## PROBLEM DESCRIPTION
Extract each line containing the string "controller".

## EXCERPTED RECORDS
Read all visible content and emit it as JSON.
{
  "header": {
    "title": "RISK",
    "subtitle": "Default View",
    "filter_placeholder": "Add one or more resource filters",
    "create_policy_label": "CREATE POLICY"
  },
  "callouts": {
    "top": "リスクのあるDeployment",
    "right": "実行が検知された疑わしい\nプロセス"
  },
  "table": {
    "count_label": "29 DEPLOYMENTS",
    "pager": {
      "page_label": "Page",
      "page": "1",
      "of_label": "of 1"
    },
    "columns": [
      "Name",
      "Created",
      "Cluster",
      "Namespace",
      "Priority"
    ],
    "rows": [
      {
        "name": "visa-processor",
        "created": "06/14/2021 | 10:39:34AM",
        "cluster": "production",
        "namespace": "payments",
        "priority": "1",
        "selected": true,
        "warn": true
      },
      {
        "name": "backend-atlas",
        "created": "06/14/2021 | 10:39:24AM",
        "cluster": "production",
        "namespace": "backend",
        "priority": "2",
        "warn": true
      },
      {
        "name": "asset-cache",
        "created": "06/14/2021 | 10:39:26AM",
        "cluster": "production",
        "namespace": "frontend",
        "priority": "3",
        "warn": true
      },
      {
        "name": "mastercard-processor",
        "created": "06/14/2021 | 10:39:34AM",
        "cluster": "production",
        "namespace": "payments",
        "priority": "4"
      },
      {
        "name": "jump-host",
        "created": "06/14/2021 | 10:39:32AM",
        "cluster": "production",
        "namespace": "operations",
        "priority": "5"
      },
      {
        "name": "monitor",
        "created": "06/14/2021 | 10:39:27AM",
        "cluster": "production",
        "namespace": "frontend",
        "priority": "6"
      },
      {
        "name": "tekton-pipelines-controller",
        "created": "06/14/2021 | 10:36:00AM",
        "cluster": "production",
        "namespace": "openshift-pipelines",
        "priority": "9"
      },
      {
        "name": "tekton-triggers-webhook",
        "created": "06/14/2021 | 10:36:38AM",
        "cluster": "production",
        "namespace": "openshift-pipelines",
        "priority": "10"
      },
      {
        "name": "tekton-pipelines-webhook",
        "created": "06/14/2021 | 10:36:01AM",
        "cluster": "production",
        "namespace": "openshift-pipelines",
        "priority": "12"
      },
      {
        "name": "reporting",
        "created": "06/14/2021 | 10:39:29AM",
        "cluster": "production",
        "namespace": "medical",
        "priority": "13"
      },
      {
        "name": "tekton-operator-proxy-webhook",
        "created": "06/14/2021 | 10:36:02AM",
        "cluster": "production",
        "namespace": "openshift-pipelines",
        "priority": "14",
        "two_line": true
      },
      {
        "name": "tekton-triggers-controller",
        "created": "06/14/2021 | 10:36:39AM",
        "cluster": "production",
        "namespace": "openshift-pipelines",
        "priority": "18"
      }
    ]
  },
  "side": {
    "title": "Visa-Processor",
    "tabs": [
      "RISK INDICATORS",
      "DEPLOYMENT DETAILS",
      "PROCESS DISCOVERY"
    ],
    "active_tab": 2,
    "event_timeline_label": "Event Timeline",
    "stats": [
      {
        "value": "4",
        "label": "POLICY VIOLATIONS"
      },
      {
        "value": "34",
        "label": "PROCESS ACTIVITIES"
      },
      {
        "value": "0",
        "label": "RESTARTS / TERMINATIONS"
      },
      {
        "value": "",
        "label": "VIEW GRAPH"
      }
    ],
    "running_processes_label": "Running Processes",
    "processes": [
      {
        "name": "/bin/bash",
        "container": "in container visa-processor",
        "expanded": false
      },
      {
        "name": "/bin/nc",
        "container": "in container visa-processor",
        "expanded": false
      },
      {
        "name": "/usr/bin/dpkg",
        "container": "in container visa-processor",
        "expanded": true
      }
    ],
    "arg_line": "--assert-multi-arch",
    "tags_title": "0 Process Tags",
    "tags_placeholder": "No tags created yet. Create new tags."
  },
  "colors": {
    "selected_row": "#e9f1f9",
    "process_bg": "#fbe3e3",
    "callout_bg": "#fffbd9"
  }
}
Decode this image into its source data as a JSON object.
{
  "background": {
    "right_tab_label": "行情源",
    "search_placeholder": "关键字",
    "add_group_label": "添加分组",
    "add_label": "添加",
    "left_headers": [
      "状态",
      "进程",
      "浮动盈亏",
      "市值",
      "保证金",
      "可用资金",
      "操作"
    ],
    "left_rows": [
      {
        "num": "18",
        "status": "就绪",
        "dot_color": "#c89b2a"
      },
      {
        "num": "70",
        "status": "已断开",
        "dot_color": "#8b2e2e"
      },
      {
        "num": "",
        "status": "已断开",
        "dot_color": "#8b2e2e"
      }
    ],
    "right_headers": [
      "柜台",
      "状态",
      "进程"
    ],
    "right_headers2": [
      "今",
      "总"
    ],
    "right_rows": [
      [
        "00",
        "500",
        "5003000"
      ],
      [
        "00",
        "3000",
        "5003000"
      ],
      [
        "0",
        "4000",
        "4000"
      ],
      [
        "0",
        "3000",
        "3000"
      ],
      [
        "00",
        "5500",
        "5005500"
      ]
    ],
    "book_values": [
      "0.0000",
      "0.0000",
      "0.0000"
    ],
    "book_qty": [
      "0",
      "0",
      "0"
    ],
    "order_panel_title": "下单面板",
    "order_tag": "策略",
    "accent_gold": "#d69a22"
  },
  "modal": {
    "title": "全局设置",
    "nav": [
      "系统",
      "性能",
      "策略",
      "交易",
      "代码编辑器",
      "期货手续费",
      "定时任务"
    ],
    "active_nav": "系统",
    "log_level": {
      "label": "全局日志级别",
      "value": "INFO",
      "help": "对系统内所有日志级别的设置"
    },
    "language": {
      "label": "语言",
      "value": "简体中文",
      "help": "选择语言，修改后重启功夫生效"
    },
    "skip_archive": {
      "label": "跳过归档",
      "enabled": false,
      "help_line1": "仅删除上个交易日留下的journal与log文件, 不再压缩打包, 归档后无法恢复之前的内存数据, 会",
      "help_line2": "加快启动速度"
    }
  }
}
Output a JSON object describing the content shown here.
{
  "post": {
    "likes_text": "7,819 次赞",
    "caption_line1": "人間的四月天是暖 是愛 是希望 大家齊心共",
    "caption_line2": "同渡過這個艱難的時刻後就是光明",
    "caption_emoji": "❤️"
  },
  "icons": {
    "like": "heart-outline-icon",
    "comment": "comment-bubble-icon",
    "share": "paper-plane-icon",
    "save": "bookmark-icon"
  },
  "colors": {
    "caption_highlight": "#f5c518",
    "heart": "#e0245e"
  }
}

## TASK RESULT
        "name": "tekton-pipelines-controller",
        "name": "tekton-triggers-controller",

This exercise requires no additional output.